------ INPUT MATERIAL ------

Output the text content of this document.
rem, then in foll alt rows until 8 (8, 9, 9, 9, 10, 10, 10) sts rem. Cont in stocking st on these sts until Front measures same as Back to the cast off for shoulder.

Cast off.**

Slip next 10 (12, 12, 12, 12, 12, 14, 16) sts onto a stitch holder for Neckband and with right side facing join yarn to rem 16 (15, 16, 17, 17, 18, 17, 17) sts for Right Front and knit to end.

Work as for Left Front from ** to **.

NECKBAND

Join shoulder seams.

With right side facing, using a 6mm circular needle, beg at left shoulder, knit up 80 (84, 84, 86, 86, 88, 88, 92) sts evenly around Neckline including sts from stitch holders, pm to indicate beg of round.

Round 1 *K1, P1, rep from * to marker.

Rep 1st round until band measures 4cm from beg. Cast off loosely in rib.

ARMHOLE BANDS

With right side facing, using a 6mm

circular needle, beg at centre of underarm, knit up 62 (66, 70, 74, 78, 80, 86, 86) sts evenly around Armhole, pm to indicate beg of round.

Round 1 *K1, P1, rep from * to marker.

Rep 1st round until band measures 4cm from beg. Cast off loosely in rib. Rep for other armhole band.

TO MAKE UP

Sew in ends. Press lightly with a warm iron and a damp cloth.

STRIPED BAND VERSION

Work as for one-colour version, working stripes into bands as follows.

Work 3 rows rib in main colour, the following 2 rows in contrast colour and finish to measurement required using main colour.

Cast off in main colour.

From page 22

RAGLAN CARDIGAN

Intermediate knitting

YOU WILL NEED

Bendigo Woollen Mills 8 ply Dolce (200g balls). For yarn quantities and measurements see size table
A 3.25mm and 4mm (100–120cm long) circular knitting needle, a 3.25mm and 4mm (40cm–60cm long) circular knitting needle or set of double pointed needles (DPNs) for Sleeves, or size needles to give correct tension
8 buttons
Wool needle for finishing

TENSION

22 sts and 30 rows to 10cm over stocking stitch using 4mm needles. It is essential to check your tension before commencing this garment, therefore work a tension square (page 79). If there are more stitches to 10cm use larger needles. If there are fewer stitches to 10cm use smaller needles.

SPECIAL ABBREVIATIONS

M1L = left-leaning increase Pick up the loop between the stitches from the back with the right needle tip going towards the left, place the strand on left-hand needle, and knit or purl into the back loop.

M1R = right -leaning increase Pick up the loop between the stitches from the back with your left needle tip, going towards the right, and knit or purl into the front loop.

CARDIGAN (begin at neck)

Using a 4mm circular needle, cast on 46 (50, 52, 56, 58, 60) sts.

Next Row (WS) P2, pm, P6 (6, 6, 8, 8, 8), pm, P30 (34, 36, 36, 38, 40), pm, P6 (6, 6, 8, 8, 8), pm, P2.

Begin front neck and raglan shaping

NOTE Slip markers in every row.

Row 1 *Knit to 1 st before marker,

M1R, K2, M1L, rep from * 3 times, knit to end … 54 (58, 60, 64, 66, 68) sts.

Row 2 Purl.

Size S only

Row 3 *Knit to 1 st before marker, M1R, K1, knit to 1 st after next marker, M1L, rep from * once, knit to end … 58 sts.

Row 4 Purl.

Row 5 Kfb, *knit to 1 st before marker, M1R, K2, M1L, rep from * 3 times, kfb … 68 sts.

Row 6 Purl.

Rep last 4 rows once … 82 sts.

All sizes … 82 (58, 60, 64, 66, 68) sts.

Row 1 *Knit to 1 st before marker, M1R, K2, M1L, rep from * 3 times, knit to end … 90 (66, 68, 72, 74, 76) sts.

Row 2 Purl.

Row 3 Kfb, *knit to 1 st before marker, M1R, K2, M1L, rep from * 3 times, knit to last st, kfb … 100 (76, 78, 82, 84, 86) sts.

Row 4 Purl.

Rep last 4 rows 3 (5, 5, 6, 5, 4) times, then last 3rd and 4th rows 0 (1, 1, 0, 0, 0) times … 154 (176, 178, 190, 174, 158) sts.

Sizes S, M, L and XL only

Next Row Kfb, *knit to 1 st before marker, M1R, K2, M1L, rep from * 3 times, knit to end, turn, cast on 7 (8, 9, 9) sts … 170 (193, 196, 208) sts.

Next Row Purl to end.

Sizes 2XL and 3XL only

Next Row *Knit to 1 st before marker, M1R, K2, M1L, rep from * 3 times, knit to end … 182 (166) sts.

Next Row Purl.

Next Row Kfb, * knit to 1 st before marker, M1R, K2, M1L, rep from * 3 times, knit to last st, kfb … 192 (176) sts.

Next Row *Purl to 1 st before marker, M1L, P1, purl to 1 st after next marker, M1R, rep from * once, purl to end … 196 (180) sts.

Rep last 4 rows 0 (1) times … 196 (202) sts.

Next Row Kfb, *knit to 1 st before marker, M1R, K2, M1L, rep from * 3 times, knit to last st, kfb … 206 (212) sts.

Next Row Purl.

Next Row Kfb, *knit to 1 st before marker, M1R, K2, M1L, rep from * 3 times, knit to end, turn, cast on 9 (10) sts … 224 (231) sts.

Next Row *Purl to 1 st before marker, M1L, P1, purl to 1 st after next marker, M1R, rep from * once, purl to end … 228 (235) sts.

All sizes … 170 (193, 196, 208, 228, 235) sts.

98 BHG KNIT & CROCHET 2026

------

__PROBLEM TO SOLVE__
Each entry above is to be quoted exactly.

__RESULT OF THE EXERCISE__
Output the text content of this document.
rem, then in foll alt rows until 8 (8, 9, 9, 9, 10, 10, 10) sts rem. Cont in stocking st on these sts until Front measures same as Back to the cast off for shoulder.

Cast off.**

Slip next 10 (12, 12, 12, 12, 12, 14, 16) sts onto a stitch holder for Neckband and with right side facing join yarn to rem 16 (15, 16, 17, 17, 18, 17, 17) sts for Right Front and knit to end.

Work as for Left Front from ** to **.

NECKBAND

Join shoulder seams.

With right side facing, using a 6mm circular needle, beg at left shoulder, knit up 80 (84, 84, 86, 86, 88, 88, 92) sts evenly around Neckline including sts from stitch holders, pm to indicate beg of round.

Round 1 *K1, P1, rep from * to marker.

Rep 1st round until band measures 4cm from beg. Cast off loosely in rib.

ARMHOLE BANDS

With right side facing, using a 6mm

circular needle, beg at centre of underarm, knit up 62 (66, 70, 74, 78, 80, 86, 86) sts evenly around Armhole, pm to indicate beg of round.

Round 1 *K1, P1, rep from * to marker.

Rep 1st round until band measures 4cm from beg. Cast off loosely in rib. Rep for other armhole band.

TO MAKE UP

Sew in ends. Press lightly with a warm iron and a damp cloth.

STRIPED BAND VERSION

Work as for one-colour version, working stripes into bands as follows.

Work 3 rows rib in main colour, the following 2 rows in contrast colour and finish to measurement required using main colour.

Cast off in main colour.

From page 22

RAGLAN CARDIGAN

Intermediate knitting

YOU WILL NEED

Bendigo Woollen Mills 8 ply Dolce (200g balls). For yarn quantities and measurements see size table
A 3.25mm and 4mm (100–120cm long) circular knitting needle, a 3.25mm and 4mm (40cm–60cm long) circular knitting needle or set of double pointed needles (DPNs) for Sleeves, or size needles to give correct tension
8 buttons
Wool needle for finishing

TENSION

22 sts and 30 rows to 10cm over stocking stitch using 4mm needles. It is essential to check your tension before commencing this garment, therefore work a tension square (page 79). If there are more stitches to 10cm use larger needles. If there are fewer stitches to 10cm use smaller needles.

SPECIAL ABBREVIATIONS

M1L = left-leaning increase Pick up the loop between the stitches from the back with the right needle tip going towards the left, place the strand on left-hand needle, and knit or purl into the back loop.

M1R = right -leaning increase Pick up the loop between the stitches from the back with your left needle tip, going towards the right, and knit or purl into the front loop.

CARDIGAN (begin at neck)

Using a 4mm circular needle, cast on 46 (50, 52, 56, 58, 60) sts.

Next Row (WS) P2, pm, P6 (6, 6, 8, 8, 8), pm, P30 (34, 36, 36, 38, 40), pm, P6 (6, 6, 8, 8, 8), pm, P2.

Begin front neck and raglan shaping

NOTE Slip markers in every row.

Row 1 *Knit to 1 st before marker,

M1R, K2, M1L, rep from * 3 times, knit to end … 54 (58, 60, 64, 66, 68) sts.

Row 2 Purl.

Size S only

Row 3 *Knit to 1 st before marker, M1R, K1, knit to 1 st after next marker, M1L, rep from * once, knit to end … 58 sts.

Row 4 Purl.

Row 5 Kfb, *knit to 1 st before marker, M1R, K2, M1L, rep from * 3 times, kfb … 68 sts.

Row 6 Purl.

Rep last 4 rows once … 82 sts.

All sizes … 82 (58, 60, 64, 66, 68) sts.

Row 1 *Knit to 1 st before marker, M1R, K2, M1L, rep from * 3 times, knit to end … 90 (66, 68, 72, 74, 76) sts.

Row 2 Purl.

Row 3 Kfb, *knit to 1 st before marker, M1R, K2, M1L, rep from * 3 times, knit to last st, kfb … 100 (76, 78, 82, 84, 86) sts.

Row 4 Purl.

Rep last 4 rows 3 (5, 5, 6, 5, 4) times, then last 3rd and 4th rows 0 (1, 1, 0, 0, 0) times … 154 (176, 178, 190, 174, 158) sts.

Sizes S, M, L and XL only

Next Row Kfb, *knit to 1 st before marker, M1R, K2, M1L, rep from * 3 times, knit to end, turn, cast on 7 (8, 9, 9) sts … 170 (193, 196, 208) sts.

Next Row Purl to end.

Sizes 2XL and 3XL only

Next Row *Knit to 1 st before marker, M1R, K2, M1L, rep from * 3 times, knit to end … 182 (166) sts.

Next Row Purl.

Next Row Kfb, * knit to 1 st before marker, M1R, K2, M1L, rep from * 3 times, knit to last st, kfb … 192 (176) sts.

Next Row *Purl to 1 st before marker, M1L, P1, purl to 1 st after next marker, M1R, rep from * once, purl to end … 196 (180) sts.

Rep last 4 rows 0 (1) times … 196 (202) sts.

Next Row Kfb, *knit to 1 st before marker, M1R, K2, M1L, rep from * 3 times, knit to last st, kfb … 206 (212) sts.

Next Row Purl.

Next Row Kfb, *knit to 1 st before marker, M1R, K2, M1L, rep from * 3 times, knit to end, turn, cast on 9 (10) sts … 224 (231) sts.

Next Row *Purl to 1 st before marker, M1L, P1, purl to 1 st after next marker, M1R, rep from * once, purl to end … 228 (235) sts.

All sizes … 170 (193, 196, 208, 228, 235) sts.

98 BHG KNIT & CROCHET 2026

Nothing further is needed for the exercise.